Stored rows:

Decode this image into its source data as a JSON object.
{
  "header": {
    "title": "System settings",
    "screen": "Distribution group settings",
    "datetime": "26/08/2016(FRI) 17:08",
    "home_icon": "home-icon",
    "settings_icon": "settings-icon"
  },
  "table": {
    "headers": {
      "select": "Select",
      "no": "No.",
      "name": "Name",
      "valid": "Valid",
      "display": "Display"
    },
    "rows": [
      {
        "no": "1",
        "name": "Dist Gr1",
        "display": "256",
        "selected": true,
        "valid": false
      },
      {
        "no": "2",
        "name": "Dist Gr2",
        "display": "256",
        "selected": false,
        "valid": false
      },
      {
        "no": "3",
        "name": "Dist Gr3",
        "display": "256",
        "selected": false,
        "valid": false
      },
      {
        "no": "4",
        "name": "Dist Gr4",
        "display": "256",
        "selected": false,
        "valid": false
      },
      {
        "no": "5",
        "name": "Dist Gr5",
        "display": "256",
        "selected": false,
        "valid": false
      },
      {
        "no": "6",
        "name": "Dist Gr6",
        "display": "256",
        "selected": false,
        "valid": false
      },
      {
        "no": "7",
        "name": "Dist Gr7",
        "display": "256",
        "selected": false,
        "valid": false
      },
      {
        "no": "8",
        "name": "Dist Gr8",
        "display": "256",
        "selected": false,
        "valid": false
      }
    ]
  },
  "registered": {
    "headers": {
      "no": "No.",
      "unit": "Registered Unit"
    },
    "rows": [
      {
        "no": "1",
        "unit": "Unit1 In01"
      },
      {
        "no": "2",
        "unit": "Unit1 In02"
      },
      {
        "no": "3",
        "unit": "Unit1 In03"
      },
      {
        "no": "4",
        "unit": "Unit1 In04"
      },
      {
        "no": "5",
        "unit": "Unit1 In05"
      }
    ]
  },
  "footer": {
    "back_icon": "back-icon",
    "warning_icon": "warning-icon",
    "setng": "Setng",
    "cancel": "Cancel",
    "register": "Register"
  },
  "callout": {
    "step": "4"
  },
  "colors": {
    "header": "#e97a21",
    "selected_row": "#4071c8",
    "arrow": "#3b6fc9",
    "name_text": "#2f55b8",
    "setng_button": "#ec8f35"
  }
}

Objective: Scan the entries above. Copy each line that has the string "icon".

Answer for the task:
    "home_icon": "home-icon",
    "settings_icon": "settings-icon"
    "back_icon": "back-icon",
    "warning_icon": "warning-icon",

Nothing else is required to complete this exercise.